> _Description of the task_
Identify and copy all lines of the material where the string "caption" is found.

--------------------

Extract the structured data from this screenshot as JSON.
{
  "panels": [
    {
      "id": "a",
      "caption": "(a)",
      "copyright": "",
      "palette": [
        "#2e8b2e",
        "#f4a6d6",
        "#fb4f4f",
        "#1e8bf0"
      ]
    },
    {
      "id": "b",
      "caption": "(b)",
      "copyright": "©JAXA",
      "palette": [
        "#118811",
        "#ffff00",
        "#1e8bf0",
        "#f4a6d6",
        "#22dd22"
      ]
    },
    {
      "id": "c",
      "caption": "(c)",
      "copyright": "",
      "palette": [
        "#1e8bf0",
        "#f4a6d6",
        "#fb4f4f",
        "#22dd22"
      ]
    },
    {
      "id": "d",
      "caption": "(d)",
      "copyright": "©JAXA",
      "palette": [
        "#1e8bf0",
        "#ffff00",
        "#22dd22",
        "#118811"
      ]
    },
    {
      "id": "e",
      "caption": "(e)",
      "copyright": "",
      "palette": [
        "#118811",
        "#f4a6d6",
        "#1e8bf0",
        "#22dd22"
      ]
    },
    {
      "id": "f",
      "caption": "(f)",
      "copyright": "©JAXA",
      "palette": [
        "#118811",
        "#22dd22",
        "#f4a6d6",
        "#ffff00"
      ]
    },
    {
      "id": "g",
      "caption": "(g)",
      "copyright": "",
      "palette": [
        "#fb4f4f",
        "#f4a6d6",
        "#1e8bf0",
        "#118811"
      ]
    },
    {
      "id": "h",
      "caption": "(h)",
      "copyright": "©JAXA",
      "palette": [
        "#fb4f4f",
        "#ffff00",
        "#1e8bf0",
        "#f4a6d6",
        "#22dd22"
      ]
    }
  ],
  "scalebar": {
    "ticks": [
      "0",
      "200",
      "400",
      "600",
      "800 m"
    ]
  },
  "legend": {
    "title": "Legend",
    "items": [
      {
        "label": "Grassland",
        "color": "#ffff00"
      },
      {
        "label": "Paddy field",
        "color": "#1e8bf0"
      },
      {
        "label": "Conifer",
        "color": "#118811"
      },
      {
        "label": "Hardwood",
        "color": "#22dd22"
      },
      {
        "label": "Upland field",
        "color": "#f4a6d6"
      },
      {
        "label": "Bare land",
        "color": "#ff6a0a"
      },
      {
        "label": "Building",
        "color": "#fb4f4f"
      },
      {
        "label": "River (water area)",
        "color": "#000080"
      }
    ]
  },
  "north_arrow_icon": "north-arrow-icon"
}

--------------------

> _Task response_
      "caption": "(a)",
      "caption": "(b)",
      "caption": "(c)",
      "caption": "(d)",
      "caption": "(e)",
      "caption": "(f)",
      "caption": "(g)",
      "caption": "(h)",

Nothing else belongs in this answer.